Look through the data below. Collect every line where the word "code" occurs.
== Supplied data ==
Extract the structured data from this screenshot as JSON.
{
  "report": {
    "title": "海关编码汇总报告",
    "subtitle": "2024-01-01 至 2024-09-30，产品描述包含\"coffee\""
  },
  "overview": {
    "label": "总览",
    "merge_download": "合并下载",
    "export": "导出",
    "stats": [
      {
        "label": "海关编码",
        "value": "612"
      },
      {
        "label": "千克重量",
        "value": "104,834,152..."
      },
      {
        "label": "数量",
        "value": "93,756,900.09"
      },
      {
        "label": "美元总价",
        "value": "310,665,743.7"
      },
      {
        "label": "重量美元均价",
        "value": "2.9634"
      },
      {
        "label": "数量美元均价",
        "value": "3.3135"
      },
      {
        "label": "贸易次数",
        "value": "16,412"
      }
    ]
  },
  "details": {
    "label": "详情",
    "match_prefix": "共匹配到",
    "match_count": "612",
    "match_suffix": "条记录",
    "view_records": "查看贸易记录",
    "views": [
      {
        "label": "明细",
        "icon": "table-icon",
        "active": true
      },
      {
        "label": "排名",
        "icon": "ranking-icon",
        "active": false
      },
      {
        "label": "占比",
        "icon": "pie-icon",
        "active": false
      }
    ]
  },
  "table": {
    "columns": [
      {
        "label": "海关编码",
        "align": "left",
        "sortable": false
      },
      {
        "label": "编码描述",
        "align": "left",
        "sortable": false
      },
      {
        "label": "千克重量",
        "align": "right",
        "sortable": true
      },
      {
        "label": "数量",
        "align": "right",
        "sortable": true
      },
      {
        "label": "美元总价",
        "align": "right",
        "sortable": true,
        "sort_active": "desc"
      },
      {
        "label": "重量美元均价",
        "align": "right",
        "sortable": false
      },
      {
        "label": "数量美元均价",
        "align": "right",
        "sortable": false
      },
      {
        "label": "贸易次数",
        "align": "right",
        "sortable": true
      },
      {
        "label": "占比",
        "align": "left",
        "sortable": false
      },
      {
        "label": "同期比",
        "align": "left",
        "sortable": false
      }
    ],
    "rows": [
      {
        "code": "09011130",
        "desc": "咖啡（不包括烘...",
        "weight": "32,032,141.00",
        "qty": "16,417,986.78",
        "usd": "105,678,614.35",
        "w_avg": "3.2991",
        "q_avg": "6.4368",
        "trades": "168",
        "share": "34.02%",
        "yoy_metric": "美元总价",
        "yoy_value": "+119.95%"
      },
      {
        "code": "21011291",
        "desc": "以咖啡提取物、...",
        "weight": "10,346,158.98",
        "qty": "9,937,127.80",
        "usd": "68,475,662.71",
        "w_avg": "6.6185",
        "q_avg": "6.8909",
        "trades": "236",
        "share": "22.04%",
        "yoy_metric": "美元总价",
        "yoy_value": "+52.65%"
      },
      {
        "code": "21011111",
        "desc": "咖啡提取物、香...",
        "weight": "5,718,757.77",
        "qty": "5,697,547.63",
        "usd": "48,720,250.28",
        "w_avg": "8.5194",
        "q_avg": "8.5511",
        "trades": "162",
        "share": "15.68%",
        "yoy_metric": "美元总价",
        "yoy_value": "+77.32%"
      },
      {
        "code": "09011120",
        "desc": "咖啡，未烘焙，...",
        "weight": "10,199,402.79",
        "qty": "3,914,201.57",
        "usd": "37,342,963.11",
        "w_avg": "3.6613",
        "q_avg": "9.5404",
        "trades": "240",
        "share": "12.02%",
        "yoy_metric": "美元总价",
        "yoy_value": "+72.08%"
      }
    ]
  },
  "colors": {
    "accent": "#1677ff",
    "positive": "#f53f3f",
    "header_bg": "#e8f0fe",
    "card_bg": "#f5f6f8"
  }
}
===
**Task response**
        "code": "09011130",
        "code": "21011291",
        "code": "21011111",
        "code": "09011120",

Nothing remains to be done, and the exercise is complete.